* Begin DATA SUPPLIED *

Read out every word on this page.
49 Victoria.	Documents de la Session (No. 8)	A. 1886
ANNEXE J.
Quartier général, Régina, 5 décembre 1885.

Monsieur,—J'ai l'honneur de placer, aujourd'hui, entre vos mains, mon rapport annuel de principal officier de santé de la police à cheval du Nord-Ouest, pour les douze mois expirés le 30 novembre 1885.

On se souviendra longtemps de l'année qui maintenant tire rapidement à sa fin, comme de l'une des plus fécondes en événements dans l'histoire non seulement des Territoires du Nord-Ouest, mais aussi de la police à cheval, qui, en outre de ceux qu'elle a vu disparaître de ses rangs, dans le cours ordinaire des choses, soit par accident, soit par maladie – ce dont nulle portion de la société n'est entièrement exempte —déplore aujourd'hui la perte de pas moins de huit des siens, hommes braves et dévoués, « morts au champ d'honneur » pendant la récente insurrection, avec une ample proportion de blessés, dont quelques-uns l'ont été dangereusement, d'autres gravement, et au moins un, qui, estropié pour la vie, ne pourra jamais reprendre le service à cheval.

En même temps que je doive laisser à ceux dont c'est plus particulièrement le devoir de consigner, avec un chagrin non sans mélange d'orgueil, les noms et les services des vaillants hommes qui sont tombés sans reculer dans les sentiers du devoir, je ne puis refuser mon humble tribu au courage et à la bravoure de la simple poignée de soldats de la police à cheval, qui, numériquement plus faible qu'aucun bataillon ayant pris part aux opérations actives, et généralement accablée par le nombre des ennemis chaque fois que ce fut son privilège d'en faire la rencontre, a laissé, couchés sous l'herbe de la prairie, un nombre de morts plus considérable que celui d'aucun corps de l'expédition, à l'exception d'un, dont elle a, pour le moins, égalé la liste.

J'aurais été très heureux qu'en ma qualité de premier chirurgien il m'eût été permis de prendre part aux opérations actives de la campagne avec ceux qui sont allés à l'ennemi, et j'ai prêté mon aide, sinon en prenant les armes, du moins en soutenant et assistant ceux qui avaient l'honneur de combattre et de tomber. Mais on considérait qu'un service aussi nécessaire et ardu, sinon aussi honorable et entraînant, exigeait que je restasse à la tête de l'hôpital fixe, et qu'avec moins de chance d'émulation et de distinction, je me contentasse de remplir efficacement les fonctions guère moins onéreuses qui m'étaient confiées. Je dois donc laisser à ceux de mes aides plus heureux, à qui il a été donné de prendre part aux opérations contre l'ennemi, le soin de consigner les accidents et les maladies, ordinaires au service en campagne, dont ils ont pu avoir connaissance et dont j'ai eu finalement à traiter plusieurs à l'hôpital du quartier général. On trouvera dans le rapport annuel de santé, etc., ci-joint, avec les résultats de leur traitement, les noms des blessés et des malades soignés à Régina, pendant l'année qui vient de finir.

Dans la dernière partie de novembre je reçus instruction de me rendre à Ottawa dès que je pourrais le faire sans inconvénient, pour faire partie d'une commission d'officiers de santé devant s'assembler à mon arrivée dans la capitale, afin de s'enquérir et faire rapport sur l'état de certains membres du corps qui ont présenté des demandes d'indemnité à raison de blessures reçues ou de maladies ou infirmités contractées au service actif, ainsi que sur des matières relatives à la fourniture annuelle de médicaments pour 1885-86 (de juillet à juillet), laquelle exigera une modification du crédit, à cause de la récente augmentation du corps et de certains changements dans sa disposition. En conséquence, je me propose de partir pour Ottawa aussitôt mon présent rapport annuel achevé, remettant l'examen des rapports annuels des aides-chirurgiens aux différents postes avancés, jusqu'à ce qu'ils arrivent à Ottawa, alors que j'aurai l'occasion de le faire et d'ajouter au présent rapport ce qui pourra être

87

* End DATA SUPPLIED *

■ DIRECTIVE:
From the records above, extract every line exactly as it stands.

■ TASK OUTPUT:
Read out every word on this page.
49 Victoria.	Documents de la Session (No. 8)	A. 1886
ANNEXE J.
Quartier général, Régina, 5 décembre 1885.

Monsieur,—J'ai l'honneur de placer, aujourd'hui, entre vos mains, mon rapport annuel de principal officier de santé de la police à cheval du Nord-Ouest, pour les douze mois expirés le 30 novembre 1885.

On se souviendra longtemps de l'année qui maintenant tire rapidement à sa fin, comme de l'une des plus fécondes en événements dans l'histoire non seulement des Territoires du Nord-Ouest, mais aussi de la police à cheval, qui, en outre de ceux qu'elle a vu disparaître de ses rangs, dans le cours ordinaire des choses, soit par accident, soit par maladie – ce dont nulle portion de la société n'est entièrement exempte —déplore aujourd'hui la perte de pas moins de huit des siens, hommes braves et dévoués, « morts au champ d'honneur » pendant la récente insurrection, avec une ample proportion de blessés, dont quelques-uns l'ont été dangereusement, d'autres gravement, et au moins un, qui, estropié pour la vie, ne pourra jamais reprendre le service à cheval.

En même temps que je doive laisser à ceux dont c'est plus particulièrement le devoir de consigner, avec un chagrin non sans mélange d'orgueil, les noms et les services des vaillants hommes qui sont tombés sans reculer dans les sentiers du devoir, je ne puis refuser mon humble tribu au courage et à la bravoure de la simple poignée de soldats de la police à cheval, qui, numériquement plus faible qu'aucun bataillon ayant pris part aux opérations actives, et généralement accablée par le nombre des ennemis chaque fois que ce fut son privilège d'en faire la rencontre, a laissé, couchés sous l'herbe de la prairie, un nombre de morts plus considérable que celui d'aucun corps de l'expédition, à l'exception d'un, dont elle a, pour le moins, égalé la liste.

J'aurais été très heureux qu'en ma qualité de premier chirurgien il m'eût été permis de prendre part aux opérations actives de la campagne avec ceux qui sont allés à l'ennemi, et j'ai prêté mon aide, sinon en prenant les armes, du moins en soutenant et assistant ceux qui avaient l'honneur de combattre et de tomber. Mais on considérait qu'un service aussi nécessaire et ardu, sinon aussi honorable et entraînant, exigeait que je restasse à la tête de l'hôpital fixe, et qu'avec moins de chance d'émulation et de distinction, je me contentasse de remplir efficacement les fonctions guère moins onéreuses qui m'étaient confiées. Je dois donc laisser à ceux de mes aides plus heureux, à qui il a été donné de prendre part aux opérations contre l'ennemi, le soin de consigner les accidents et les maladies, ordinaires au service en campagne, dont ils ont pu avoir connaissance et dont j'ai eu finalement à traiter plusieurs à l'hôpital du quartier général. On trouvera dans le rapport annuel de santé, etc., ci-joint, avec les résultats de leur traitement, les noms des blessés et des malades soignés à Régina, pendant l'année qui vient de finir.

Dans la dernière partie de novembre je reçus instruction de me rendre à Ottawa dès que je pourrais le faire sans inconvénient, pour faire partie d'une commission d'officiers de santé devant s'assembler à mon arrivée dans la capitale, afin de s'enquérir et faire rapport sur l'état de certains membres du corps qui ont présenté des demandes d'indemnité à raison de blessures reçues ou de maladies ou infirmités contractées au service actif, ainsi que sur des matières relatives à la fourniture annuelle de médicaments pour 1885-86 (de juillet à juillet), laquelle exigera une modification du crédit, à cause de la récente augmentation du corps et de certains changements dans sa disposition. En conséquence, je me propose de partir pour Ottawa aussitôt mon présent rapport annuel achevé, remettant l'examen des rapports annuels des aides-chirurgiens aux différents postes avancés, jusqu'à ce qu'ils arrivent à Ottawa, alors que j'aurai l'occasion de le faire et d'ajouter au présent rapport ce qui pourra être

87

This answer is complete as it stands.